## WORK TO COMPLETE
Records follow. Pull out every line that contains "data".

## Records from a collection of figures
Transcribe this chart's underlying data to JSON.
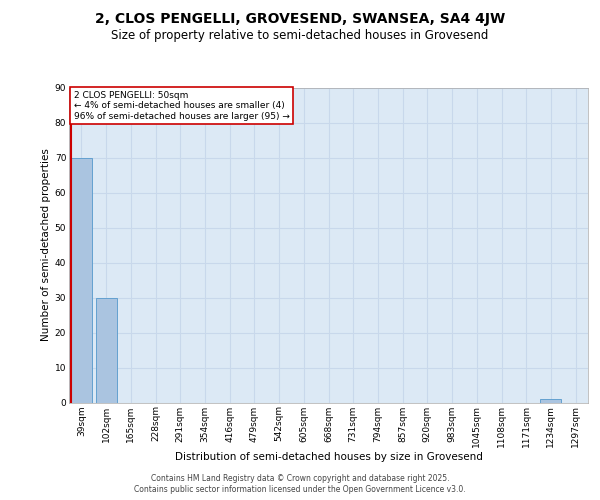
{
  "title": "2, CLOS PENGELLI, GROVESEND, SWANSEA, SA4 4JW",
  "subtitle": "Size of property relative to semi-detached houses in Grovesend",
  "xlabel": "Distribution of semi-detached houses by size in Grovesend",
  "ylabel": "Number of semi-detached properties",
  "categories": [
    "39sqm",
    "102sqm",
    "165sqm",
    "228sqm",
    "291sqm",
    "354sqm",
    "416sqm",
    "479sqm",
    "542sqm",
    "605sqm",
    "668sqm",
    "731sqm",
    "794sqm",
    "857sqm",
    "920sqm",
    "983sqm",
    "1045sqm",
    "1108sqm",
    "1171sqm",
    "1234sqm",
    "1297sqm"
  ],
  "values": [
    70,
    30,
    0,
    0,
    0,
    0,
    0,
    0,
    0,
    0,
    0,
    0,
    0,
    0,
    0,
    0,
    0,
    0,
    0,
    1,
    0
  ],
  "bar_color": "#aac4e0",
  "bar_edge_color": "#5599cc",
  "property_line_color": "#cc0000",
  "annotation_text": "2 CLOS PENGELLI: 50sqm\n← 4% of semi-detached houses are smaller (4)\n96% of semi-detached houses are larger (95) →",
  "annotation_box_color": "#cc0000",
  "ylim": [
    0,
    90
  ],
  "yticks": [
    0,
    10,
    20,
    30,
    40,
    50,
    60,
    70,
    80,
    90
  ],
  "background_color": "#dce9f5",
  "grid_color": "#c8d8eb",
  "footer_line1": "Contains HM Land Registry data © Crown copyright and database right 2025.",
  "footer_line2": "Contains public sector information licensed under the Open Government Licence v3.0.",
  "title_fontsize": 10,
  "subtitle_fontsize": 8.5,
  "tick_fontsize": 6.5,
  "ylabel_fontsize": 7.5,
  "xlabel_fontsize": 7.5,
  "footer_fontsize": 5.5
}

## RESULT OF THIS TASK
Transcribe this chart's underlying data to JSON.
  "footer_line1": "Contains HM Land Registry data © Crown copyright and database right 2025.",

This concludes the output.